Do this
Find every line containing the word "กาสมท" and report the count, nothing more.

_ _ _ _

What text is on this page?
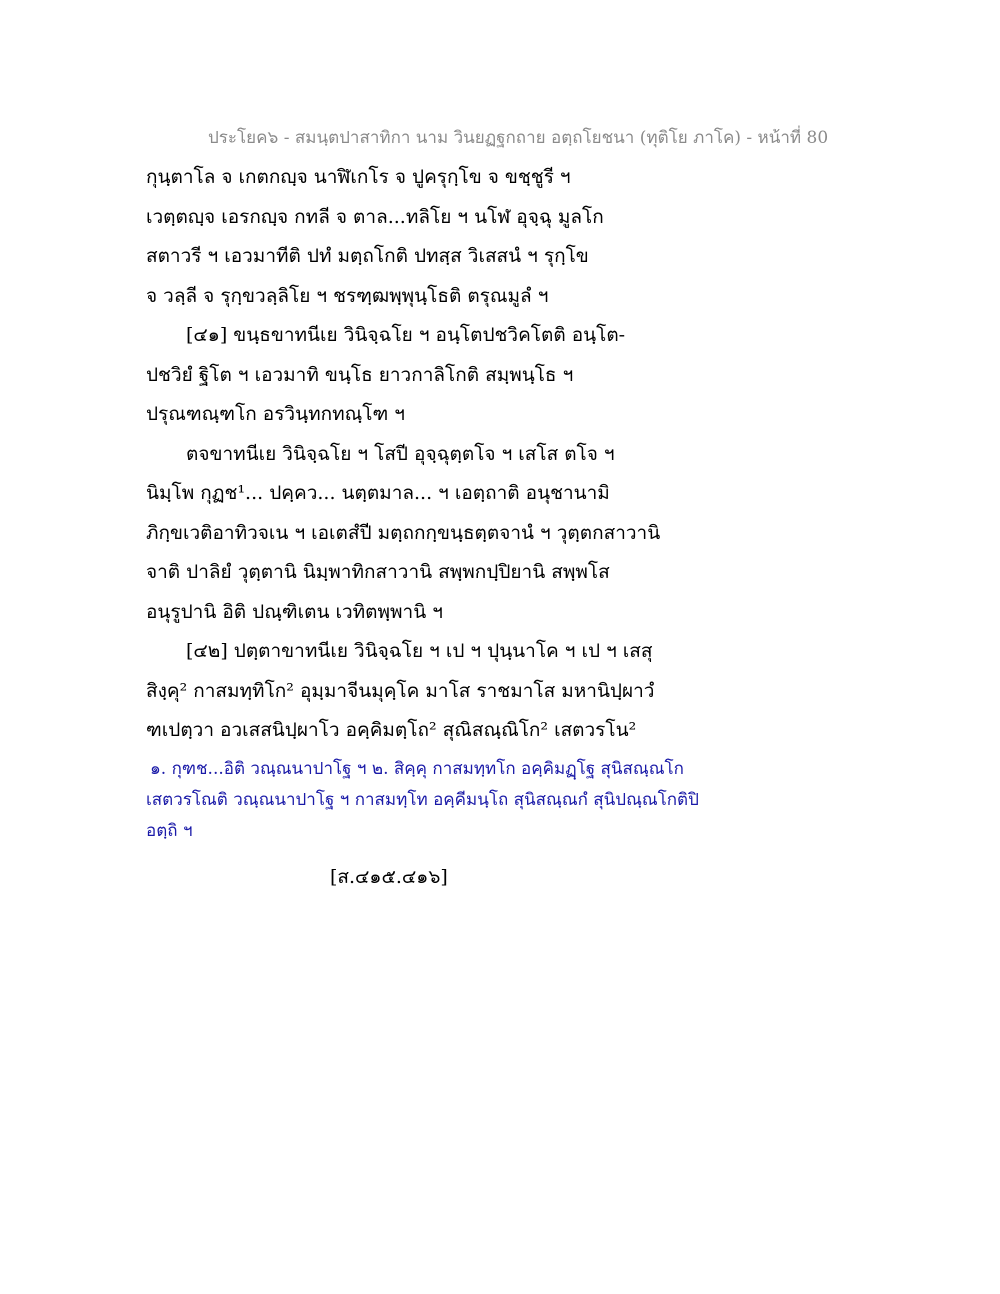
ประโยค๖ - สมนฺตปาสาทิกา นาม วินยฏฐกถาย อตฺถโยชนา (ทุติโย ภาโค) - หน้าที่ 80
กุนฺตาโล จ เกตกญฺจ นาฬิเกโร จ ปูครุกฺโข จ ขชฺชูรี ฯ
เวตฺตญฺจ เอรกญฺจ กทลี จ ตาล...ทลิโย ฯ นโฬ อุจฺฉุ มูลโก
สตาวรี ฯ เอวมาทีติ ปทํ มตฺถโกติ ปทสฺส วิเสสนํ ฯ รุกฺโข
จ วลฺลี จ รุกฺขวลฺลิโย ฯ ชรฑฺฒพฺพุนฺโธติ ตรุณมูลํ ฯ
[๔๑] ขนฺธขาทนีเย วินิจฺฉโย ฯ อนฺโตปชวิคโตติ อนฺโต-
ปชวิยํ ฐิโต ฯ เอวมาทิ ขนฺโธ ยาวกาลิโกติ สมฺพนฺโธ ฯ
ปรุณฑณฺฑโก อรวินฺทกทณฺโฑ ฯ
ตจขาทนีเย วินิจฺฉโย ฯ โสปี อุจฺฉุตฺตโจ ฯ เสโส ตโจ ฯ
นิมฺโพ กุฏช¹... ปคฺคว... นตฺตมาล... ฯ เอตฺถาติ อนุชานามิ
ภิกฺขเวติอาทิวจเน ฯ เอเตสํปี มตฺถกกฺขนฺธตฺตจานํ ฯ วุตฺตกสาวานิ
จาติ ปาลิยํ วุตฺตานิ นิมฺพาทิกสาวานิ สพฺพกปฺปิยานิ สพฺพโส
อนุรูปานิ อิติ ปณฺฑิเตน เวทิตพฺพานิ ฯ
[๔๒] ปตฺตาขาทนีเย วินิจฺฉโย ฯ เป ฯ ปุนฺนาโค ฯ เป ฯ เสสุ
สิงฺคุ² กาสมทฺทิโก² อุมฺมาจีนมุคฺโค มาโส ราชมาโส มหานิปฺผาวํ
ฑเปตฺวา อวเสสนิปฺผาโว อคฺคิมตฺโถ² สุณิสณฺณิโก² เสตวรโน²
๑. กุฑช...อิติ วณฺณนาปาโฐ ฯ ๒. สิคฺคุ กาสมทฺทโก อคฺคิมฏฺโฐ สุนิสณฺณโก
เสตวรโณติ วณฺณนาปาโฐ ฯ กาสมทฺโท อคฺคีมนฺโถ สุนิสณฺณกํ สุนิปณฺณโกติปิ
อตฺถิ ฯ
[ส.๔๑๕.๔๑๖]
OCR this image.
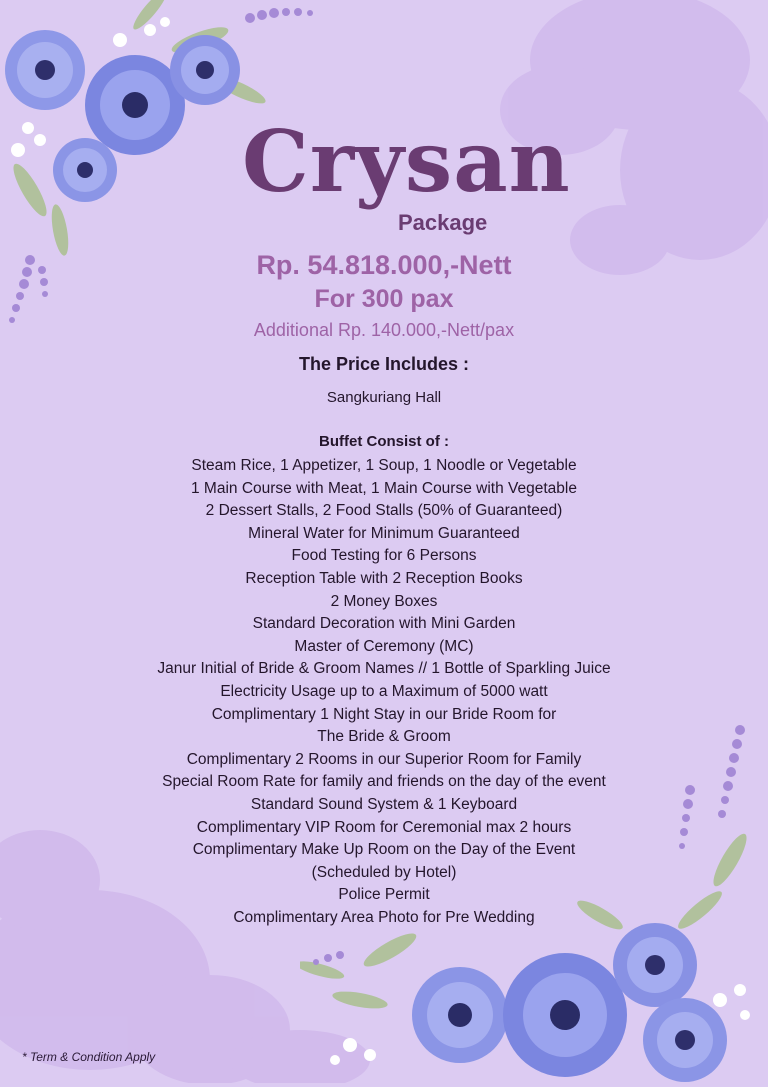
Crysan
Package
Rp. 54.818.000,-Nett
For 300 pax
Additional Rp. 140.000,-Nett/pax
The Price Includes :
Sangkuriang Hall
Buffet Consist of :
Steam Rice, 1 Appetizer, 1 Soup, 1 Noodle or Vegetable
1 Main Course with Meat, 1 Main Course with Vegetable
2 Dessert Stalls, 2 Food Stalls (50% of Guaranteed)
Mineral Water for Minimum Guaranteed
Food Testing for 6 Persons
Reception Table with 2 Reception Books
2 Money Boxes
Standard Decoration with Mini Garden
Master of Ceremony (MC)
Janur Initial of Bride & Groom Names // 1 Bottle of Sparkling Juice
Electricity Usage up to a Maximum of 5000 watt
Complimentary 1 Night Stay in our Bride Room for
The Bride & Groom
Complimentary 2 Rooms in our Superior Room for Family
Special Room Rate for family and friends on the day of the event
Standard Sound System & 1 Keyboard
Complimentary VIP Room for Ceremonial max 2 hours
Complimentary Make Up Room on the Day of the Event
(Scheduled by Hotel)
Police Permit
Complimentary Area Photo for Pre Wedding
* Term & Condition Apply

_ _ _ _

Task response
3